▶ Exercise objective
Where does the string "EPYC" appear? Copy every line of the entries below that holds it.
═══ Exercise data
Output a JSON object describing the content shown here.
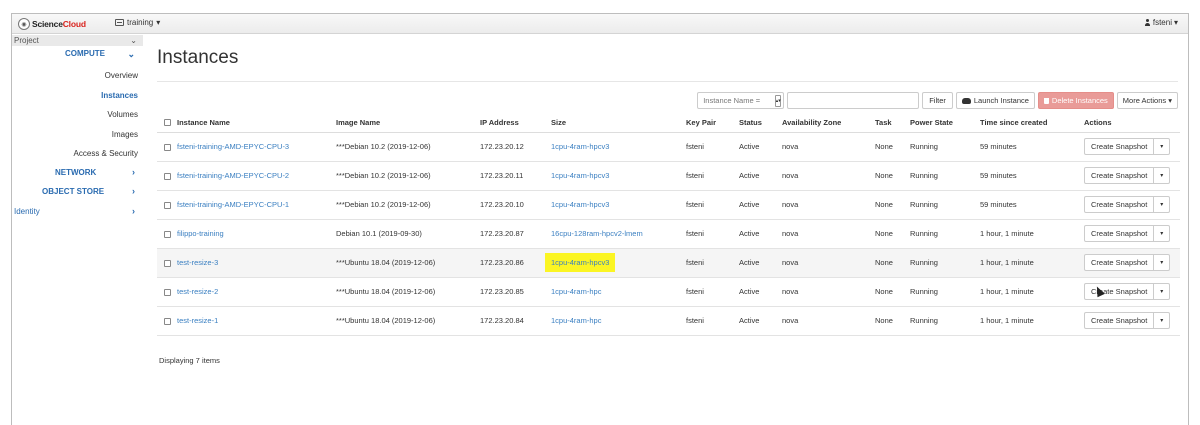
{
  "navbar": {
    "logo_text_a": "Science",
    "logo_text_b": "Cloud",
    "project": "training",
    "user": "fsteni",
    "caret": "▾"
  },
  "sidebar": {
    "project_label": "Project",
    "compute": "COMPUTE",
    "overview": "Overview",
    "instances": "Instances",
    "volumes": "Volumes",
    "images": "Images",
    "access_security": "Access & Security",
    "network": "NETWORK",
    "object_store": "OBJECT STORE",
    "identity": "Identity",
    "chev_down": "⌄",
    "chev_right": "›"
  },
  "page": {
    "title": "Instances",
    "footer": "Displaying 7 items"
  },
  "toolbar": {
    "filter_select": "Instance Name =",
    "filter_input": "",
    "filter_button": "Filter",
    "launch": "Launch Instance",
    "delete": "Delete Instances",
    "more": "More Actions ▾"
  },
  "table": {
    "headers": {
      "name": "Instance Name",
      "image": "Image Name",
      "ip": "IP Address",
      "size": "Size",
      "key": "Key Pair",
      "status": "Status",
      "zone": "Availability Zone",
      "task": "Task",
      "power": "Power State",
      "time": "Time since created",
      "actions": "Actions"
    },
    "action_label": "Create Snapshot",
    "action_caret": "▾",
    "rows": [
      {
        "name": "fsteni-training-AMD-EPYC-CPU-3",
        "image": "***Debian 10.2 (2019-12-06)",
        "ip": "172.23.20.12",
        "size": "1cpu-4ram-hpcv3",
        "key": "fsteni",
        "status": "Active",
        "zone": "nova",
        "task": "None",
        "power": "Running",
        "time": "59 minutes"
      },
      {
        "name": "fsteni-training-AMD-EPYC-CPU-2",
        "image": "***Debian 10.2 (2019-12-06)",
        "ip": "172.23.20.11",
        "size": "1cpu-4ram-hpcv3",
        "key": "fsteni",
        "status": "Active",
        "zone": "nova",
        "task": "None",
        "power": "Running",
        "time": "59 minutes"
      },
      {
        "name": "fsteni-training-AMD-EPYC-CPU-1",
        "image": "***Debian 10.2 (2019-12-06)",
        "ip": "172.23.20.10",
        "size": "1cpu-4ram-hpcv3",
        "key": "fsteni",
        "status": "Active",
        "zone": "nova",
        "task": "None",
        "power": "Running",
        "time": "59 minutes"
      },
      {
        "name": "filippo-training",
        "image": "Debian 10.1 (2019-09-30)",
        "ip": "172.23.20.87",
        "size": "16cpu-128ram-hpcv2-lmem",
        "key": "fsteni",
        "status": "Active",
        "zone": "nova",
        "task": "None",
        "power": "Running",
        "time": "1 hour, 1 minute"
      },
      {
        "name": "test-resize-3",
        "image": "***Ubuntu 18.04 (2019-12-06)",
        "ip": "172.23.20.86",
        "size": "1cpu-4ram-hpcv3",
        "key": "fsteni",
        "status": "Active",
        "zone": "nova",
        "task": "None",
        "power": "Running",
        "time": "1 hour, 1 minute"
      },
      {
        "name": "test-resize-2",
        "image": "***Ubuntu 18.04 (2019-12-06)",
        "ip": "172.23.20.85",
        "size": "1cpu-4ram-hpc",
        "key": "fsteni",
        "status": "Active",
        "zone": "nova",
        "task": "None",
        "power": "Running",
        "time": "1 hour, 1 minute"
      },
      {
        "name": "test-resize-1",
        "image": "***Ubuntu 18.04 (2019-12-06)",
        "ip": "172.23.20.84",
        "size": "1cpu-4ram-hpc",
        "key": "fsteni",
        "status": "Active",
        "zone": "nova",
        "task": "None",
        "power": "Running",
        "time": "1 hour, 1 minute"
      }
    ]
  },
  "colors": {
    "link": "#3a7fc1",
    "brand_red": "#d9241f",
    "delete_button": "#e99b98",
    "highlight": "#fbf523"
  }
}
══════
▶ Result below
        "name": "fsteni-training-AMD-EPYC-CPU-3",
        "name": "fsteni-training-AMD-EPYC-CPU-2",
        "name": "fsteni-training-AMD-EPYC-CPU-1",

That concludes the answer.